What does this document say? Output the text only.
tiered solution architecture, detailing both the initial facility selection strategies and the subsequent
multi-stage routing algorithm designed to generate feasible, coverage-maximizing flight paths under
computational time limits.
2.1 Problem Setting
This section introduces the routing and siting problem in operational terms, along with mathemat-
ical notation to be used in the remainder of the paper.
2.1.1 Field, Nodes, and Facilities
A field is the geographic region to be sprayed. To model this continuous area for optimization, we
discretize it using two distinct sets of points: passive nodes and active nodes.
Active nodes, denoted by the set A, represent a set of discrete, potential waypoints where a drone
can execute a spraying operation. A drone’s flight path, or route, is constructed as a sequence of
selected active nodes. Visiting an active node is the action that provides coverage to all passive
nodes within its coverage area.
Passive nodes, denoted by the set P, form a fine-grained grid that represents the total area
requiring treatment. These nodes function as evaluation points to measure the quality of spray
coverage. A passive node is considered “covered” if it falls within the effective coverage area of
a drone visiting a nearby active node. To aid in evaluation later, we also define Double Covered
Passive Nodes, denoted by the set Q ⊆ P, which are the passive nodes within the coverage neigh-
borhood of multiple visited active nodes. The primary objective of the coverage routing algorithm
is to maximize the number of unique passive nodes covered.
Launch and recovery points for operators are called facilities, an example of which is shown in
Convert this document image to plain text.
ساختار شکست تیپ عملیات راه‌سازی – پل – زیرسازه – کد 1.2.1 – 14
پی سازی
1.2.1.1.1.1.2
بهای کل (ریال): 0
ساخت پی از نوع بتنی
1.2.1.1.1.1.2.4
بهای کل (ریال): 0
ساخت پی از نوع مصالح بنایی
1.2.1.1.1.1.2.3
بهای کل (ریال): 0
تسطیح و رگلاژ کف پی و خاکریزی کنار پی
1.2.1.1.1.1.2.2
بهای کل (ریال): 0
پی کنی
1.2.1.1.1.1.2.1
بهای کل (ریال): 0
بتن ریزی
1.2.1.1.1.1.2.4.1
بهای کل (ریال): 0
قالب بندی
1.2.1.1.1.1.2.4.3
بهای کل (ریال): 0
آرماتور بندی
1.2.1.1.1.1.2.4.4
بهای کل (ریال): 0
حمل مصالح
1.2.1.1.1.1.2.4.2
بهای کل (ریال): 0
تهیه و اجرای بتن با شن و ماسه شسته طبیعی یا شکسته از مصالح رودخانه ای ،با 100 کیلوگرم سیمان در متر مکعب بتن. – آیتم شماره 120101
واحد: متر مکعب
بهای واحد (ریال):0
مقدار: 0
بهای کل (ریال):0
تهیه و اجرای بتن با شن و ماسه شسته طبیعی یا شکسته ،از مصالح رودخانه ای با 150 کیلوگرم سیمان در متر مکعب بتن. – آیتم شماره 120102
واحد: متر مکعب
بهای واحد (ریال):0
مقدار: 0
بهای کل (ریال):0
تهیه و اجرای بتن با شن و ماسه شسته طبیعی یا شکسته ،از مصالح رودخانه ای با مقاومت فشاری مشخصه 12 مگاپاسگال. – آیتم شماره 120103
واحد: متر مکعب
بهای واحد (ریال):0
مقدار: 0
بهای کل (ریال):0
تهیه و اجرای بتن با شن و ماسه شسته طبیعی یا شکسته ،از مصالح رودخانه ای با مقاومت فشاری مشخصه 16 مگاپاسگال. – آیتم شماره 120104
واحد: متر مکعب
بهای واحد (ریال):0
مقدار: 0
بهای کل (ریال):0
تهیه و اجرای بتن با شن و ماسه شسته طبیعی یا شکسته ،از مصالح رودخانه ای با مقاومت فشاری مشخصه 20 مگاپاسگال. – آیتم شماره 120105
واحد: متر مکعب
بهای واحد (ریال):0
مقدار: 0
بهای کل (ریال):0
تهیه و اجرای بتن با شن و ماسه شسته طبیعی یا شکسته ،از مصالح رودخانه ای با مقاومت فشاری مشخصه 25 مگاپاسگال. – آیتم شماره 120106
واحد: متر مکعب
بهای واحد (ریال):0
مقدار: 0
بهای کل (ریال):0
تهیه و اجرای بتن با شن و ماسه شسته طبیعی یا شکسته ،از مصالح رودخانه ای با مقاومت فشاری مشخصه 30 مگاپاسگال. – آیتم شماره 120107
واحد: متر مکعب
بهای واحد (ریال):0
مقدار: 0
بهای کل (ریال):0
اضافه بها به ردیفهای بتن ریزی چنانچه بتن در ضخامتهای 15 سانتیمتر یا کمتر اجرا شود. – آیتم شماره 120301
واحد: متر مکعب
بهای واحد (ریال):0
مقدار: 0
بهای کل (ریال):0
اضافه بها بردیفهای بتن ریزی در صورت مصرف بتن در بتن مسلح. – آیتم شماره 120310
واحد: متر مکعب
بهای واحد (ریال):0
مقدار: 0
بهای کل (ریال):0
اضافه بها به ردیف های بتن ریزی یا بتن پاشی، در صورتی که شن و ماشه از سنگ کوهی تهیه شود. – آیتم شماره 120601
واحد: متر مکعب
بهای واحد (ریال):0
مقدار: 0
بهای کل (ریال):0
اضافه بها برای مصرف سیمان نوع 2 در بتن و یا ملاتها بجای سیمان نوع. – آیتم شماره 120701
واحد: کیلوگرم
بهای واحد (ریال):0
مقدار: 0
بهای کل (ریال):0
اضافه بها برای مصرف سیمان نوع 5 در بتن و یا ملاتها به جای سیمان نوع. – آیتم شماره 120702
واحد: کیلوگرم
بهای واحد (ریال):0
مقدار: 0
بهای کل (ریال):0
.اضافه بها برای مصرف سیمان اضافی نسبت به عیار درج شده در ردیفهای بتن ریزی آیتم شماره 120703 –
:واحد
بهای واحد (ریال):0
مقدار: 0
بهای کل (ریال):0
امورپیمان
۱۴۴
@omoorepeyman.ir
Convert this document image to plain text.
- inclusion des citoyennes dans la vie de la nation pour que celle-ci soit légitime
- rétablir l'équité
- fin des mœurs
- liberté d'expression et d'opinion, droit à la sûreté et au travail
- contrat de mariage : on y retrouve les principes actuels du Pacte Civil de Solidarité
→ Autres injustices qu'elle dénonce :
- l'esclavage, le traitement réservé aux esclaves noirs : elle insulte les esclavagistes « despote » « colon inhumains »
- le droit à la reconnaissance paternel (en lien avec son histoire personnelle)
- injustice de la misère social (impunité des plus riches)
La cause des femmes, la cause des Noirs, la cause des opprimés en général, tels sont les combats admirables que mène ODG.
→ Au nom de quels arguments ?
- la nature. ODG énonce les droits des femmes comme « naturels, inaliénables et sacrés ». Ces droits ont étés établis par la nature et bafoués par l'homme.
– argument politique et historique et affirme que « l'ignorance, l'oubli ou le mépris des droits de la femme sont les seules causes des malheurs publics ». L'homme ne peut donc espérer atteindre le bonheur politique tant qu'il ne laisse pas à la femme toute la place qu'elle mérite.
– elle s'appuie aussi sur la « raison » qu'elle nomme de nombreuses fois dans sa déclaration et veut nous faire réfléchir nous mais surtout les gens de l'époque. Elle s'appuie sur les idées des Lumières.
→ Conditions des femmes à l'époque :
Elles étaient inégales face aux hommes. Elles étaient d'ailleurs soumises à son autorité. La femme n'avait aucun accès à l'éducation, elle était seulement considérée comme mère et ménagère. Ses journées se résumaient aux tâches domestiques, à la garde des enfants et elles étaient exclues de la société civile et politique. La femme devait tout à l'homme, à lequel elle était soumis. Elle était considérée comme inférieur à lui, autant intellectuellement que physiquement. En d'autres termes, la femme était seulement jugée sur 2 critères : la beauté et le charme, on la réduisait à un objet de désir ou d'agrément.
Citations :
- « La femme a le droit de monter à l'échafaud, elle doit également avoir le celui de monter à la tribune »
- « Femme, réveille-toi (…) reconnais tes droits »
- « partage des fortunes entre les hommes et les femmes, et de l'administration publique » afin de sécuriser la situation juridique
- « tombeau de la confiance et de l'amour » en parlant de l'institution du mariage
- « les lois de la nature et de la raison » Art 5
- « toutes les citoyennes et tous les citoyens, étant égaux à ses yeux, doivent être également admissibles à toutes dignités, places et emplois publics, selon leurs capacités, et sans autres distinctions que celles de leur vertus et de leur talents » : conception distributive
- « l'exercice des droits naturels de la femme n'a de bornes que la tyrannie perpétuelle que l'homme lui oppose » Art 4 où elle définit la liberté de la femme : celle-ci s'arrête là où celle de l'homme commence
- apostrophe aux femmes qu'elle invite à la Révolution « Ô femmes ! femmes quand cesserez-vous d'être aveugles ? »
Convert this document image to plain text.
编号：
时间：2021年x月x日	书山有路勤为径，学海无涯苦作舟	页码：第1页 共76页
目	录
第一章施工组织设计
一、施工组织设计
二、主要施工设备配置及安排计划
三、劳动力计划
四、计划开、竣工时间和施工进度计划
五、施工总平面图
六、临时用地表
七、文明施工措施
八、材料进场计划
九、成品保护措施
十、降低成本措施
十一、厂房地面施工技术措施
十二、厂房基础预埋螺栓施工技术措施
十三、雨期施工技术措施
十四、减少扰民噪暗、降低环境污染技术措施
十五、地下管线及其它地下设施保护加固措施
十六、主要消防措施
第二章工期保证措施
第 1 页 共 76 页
______
WHAT YOU HAVE TO DO: Return, from the data, each line that has the word "denoted" in it.

TASK RESPONSE:
Active nodes, denoted by the set A, represent a set of discrete, potential waypoints where a drone
Passive nodes, denoted by the set P, form a fine-grained grid that represents the total area
Passive Nodes, denoted by the set Q ⊆ P, which are the passive nodes within the coverage neigh-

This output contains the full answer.